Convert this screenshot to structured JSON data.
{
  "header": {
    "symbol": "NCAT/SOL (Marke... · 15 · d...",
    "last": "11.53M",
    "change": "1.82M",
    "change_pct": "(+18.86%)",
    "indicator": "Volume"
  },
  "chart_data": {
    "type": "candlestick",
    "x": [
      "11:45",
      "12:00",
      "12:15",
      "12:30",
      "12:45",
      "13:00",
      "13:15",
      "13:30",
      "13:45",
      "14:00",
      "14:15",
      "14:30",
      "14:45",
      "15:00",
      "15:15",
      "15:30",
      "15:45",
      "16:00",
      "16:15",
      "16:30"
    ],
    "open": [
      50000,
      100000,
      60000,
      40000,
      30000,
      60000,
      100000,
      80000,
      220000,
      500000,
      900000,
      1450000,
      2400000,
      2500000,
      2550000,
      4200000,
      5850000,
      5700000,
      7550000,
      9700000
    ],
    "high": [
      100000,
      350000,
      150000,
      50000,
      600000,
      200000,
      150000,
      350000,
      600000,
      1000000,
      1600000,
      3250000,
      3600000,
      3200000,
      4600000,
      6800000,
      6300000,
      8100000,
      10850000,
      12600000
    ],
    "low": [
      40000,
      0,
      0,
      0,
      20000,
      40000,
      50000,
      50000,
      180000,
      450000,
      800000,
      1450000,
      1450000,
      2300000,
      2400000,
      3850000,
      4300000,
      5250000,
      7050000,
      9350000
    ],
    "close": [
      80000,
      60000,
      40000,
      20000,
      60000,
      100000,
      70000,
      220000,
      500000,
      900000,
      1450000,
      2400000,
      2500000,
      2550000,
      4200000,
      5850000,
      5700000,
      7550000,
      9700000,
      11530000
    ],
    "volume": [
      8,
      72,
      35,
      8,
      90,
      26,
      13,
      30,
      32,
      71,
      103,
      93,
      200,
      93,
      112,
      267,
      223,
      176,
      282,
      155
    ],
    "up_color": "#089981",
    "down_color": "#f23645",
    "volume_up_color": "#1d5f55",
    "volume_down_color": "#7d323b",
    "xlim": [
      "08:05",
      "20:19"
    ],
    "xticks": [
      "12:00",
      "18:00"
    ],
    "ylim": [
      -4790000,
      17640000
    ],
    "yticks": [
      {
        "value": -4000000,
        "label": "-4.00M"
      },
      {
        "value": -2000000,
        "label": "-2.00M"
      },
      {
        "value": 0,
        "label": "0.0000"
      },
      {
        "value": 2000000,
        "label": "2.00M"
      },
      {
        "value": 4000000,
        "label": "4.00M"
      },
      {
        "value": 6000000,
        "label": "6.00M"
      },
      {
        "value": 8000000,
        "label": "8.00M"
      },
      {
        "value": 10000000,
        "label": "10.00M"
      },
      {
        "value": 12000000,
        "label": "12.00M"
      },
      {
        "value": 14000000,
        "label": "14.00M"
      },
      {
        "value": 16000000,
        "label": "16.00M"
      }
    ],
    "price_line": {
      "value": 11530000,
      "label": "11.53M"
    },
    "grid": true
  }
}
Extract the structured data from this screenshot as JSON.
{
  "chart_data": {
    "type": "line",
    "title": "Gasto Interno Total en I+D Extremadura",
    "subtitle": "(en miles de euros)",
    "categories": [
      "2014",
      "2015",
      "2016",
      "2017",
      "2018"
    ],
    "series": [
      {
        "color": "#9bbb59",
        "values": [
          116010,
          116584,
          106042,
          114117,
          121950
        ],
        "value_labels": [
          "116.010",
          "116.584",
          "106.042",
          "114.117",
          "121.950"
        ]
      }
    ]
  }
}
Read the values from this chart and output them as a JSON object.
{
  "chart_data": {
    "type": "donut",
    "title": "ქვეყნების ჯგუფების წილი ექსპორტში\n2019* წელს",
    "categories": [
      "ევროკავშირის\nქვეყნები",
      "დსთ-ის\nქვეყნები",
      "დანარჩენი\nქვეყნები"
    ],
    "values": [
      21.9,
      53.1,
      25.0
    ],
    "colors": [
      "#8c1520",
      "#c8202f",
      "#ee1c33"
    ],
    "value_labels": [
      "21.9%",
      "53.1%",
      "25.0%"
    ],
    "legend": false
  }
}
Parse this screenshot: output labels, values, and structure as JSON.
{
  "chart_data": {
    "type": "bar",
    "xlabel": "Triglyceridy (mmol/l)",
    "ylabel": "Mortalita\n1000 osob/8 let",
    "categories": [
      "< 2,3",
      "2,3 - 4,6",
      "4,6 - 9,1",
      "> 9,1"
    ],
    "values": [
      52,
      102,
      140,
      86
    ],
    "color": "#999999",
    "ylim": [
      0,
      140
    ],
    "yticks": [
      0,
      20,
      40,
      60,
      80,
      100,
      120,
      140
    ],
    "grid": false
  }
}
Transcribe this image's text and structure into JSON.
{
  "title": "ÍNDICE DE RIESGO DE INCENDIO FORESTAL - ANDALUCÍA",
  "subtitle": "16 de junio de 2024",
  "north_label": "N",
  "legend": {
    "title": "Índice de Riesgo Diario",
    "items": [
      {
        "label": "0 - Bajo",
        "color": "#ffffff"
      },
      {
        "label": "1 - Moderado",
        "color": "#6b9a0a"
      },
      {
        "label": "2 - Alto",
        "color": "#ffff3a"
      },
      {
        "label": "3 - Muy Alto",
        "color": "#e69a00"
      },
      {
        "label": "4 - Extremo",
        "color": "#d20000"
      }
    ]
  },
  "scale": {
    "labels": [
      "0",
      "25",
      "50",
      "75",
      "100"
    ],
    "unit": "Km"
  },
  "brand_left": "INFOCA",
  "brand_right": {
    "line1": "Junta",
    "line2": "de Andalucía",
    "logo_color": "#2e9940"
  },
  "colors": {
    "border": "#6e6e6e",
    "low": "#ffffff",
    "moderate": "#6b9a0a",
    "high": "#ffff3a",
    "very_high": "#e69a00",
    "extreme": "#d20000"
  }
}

EXERCISE GOAL
Restate the records, all of them, precisely as written.

TASK SOLUTION
Convert this screenshot to structured JSON data.
{
  "header": {
    "symbol": "NCAT/SOL (Marke... · 15 · d...",
    "last": "11.53M",
    "change": "1.82M",
    "change_pct": "(+18.86%)",
    "indicator": "Volume"
  },
  "chart_data": {
    "type": "candlestick",
    "x": [
      "11:45",
      "12:00",
      "12:15",
      "12:30",
      "12:45",
      "13:00",
      "13:15",
      "13:30",
      "13:45",
      "14:00",
      "14:15",
      "14:30",
      "14:45",
      "15:00",
      "15:15",
      "15:30",
      "15:45",
      "16:00",
      "16:15",
      "16:30"
    ],
    "open": [
      50000,
      100000,
      60000,
      40000,
      30000,
      60000,
      100000,
      80000,
      220000,
      500000,
      900000,
      1450000,
      2400000,
      2500000,
      2550000,
      4200000,
      5850000,
      5700000,
      7550000,
      9700000
    ],
    "high": [
      100000,
      350000,
      150000,
      50000,
      600000,
      200000,
      150000,
      350000,
      600000,
      1000000,
      1600000,
      3250000,
      3600000,
      3200000,
      4600000,
      6800000,
      6300000,
      8100000,
      10850000,
      12600000
    ],
    "low": [
      40000,
      0,
      0,
      0,
      20000,
      40000,
      50000,
      50000,
      180000,
      450000,
      800000,
      1450000,
      1450000,
      2300000,
      2400000,
      3850000,
      4300000,
      5250000,
      7050000,
      9350000
    ],
    "close": [
      80000,
      60000,
      40000,
      20000,
      60000,
      100000,
      70000,
      220000,
      500000,
      900000,
      1450000,
      2400000,
      2500000,
      2550000,
      4200000,
      5850000,
      5700000,
      7550000,
      9700000,
      11530000
    ],
    "volume": [
      8,
      72,
      35,
      8,
      90,
      26,
      13,
      30,
      32,
      71,
      103,
      93,
      200,
      93,
      112,
      267,
      223,
      176,
      282,
      155
    ],
    "up_color": "#089981",
    "down_color": "#f23645",
    "volume_up_color": "#1d5f55",
    "volume_down_color": "#7d323b",
    "xlim": [
      "08:05",
      "20:19"
    ],
    "xticks": [
      "12:00",
      "18:00"
    ],
    "ylim": [
      -4790000,
      17640000
    ],
    "yticks": [
      {
        "value": -4000000,
        "label": "-4.00M"
      },
      {
        "value": -2000000,
        "label": "-2.00M"
      },
      {
        "value": 0,
        "label": "0.0000"
      },
      {
        "value": 2000000,
        "label": "2.00M"
      },
      {
        "value": 4000000,
        "label": "4.00M"
      },
      {
        "value": 6000000,
        "label": "6.00M"
      },
      {
        "value": 8000000,
        "label": "8.00M"
      },
      {
        "value": 10000000,
        "label": "10.00M"
      },
      {
        "value": 12000000,
        "label": "12.00M"
      },
      {
        "value": 14000000,
        "label": "14.00M"
      },
      {
        "value": 16000000,
        "label": "16.00M"
      }
    ],
    "price_line": {
      "value": 11530000,
      "label": "11.53M"
    },
    "grid": true
  }
}
Extract the structured data from this screenshot as JSON.
{
  "chart_data": {
    "type": "line",
    "title": "Gasto Interno Total en I+D Extremadura",
    "subtitle": "(en miles de euros)",
    "categories": [
      "2014",
      "2015",
      "2016",
      "2017",
      "2018"
    ],
    "series": [
      {
        "color": "#9bbb59",
        "values": [
          116010,
          116584,
          106042,
          114117,
          121950
        ],
        "value_labels": [
          "116.010",
          "116.584",
          "106.042",
          "114.117",
          "121.950"
        ]
      }
    ]
  }
}
Read the values from this chart and output them as a JSON object.
{
  "chart_data": {
    "type": "donut",
    "title": "ქვეყნების ჯგუფების წილი ექსპორტში\n2019* წელს",
    "categories": [
      "ევროკავშირის\nქვეყნები",
      "დსთ-ის\nქვეყნები",
      "დანარჩენი\nქვეყნები"
    ],
    "values": [
      21.9,
      53.1,
      25.0
    ],
    "colors": [
      "#8c1520",
      "#c8202f",
      "#ee1c33"
    ],
    "value_labels": [
      "21.9%",
      "53.1%",
      "25.0%"
    ],
    "legend": false
  }
}
Parse this screenshot: output labels, values, and structure as JSON.
{
  "chart_data": {
    "type": "bar",
    "xlabel": "Triglyceridy (mmol/l)",
    "ylabel": "Mortalita\n1000 osob/8 let",
    "categories": [
      "< 2,3",
      "2,3 - 4,6",
      "4,6 - 9,1",
      "> 9,1"
    ],
    "values": [
      52,
      102,
      140,
      86
    ],
    "color": "#999999",
    "ylim": [
      0,
      140
    ],
    "yticks": [
      0,
      20,
      40,
      60,
      80,
      100,
      120,
      140
    ],
    "grid": false
  }
}
Transcribe this image's text and structure into JSON.
{
  "title": "ÍNDICE DE RIESGO DE INCENDIO FORESTAL - ANDALUCÍA",
  "subtitle": "16 de junio de 2024",
  "north_label": "N",
  "legend": {
    "title": "Índice de Riesgo Diario",
    "items": [
      {
        "label": "0 - Bajo",
        "color": "#ffffff"
      },
      {
        "label": "1 - Moderado",
        "color": "#6b9a0a"
      },
      {
        "label": "2 - Alto",
        "color": "#ffff3a"
      },
      {
        "label": "3 - Muy Alto",
        "color": "#e69a00"
      },
      {
        "label": "4 - Extremo",
        "color": "#d20000"
      }
    ]
  },
  "scale": {
    "labels": [
      "0",
      "25",
      "50",
      "75",
      "100"
    ],
    "unit": "Km"
  },
  "brand_left": "INFOCA",
  "brand_right": {
    "line1": "Junta",
    "line2": "de Andalucía",
    "logo_color": "#2e9940"
  },
  "colors": {
    "border": "#6e6e6e",
    "low": "#ffffff",
    "moderate": "#6b9a0a",
    "high": "#ffff3a",
    "very_high": "#e69a00",
    "extreme": "#d20000"
  }
}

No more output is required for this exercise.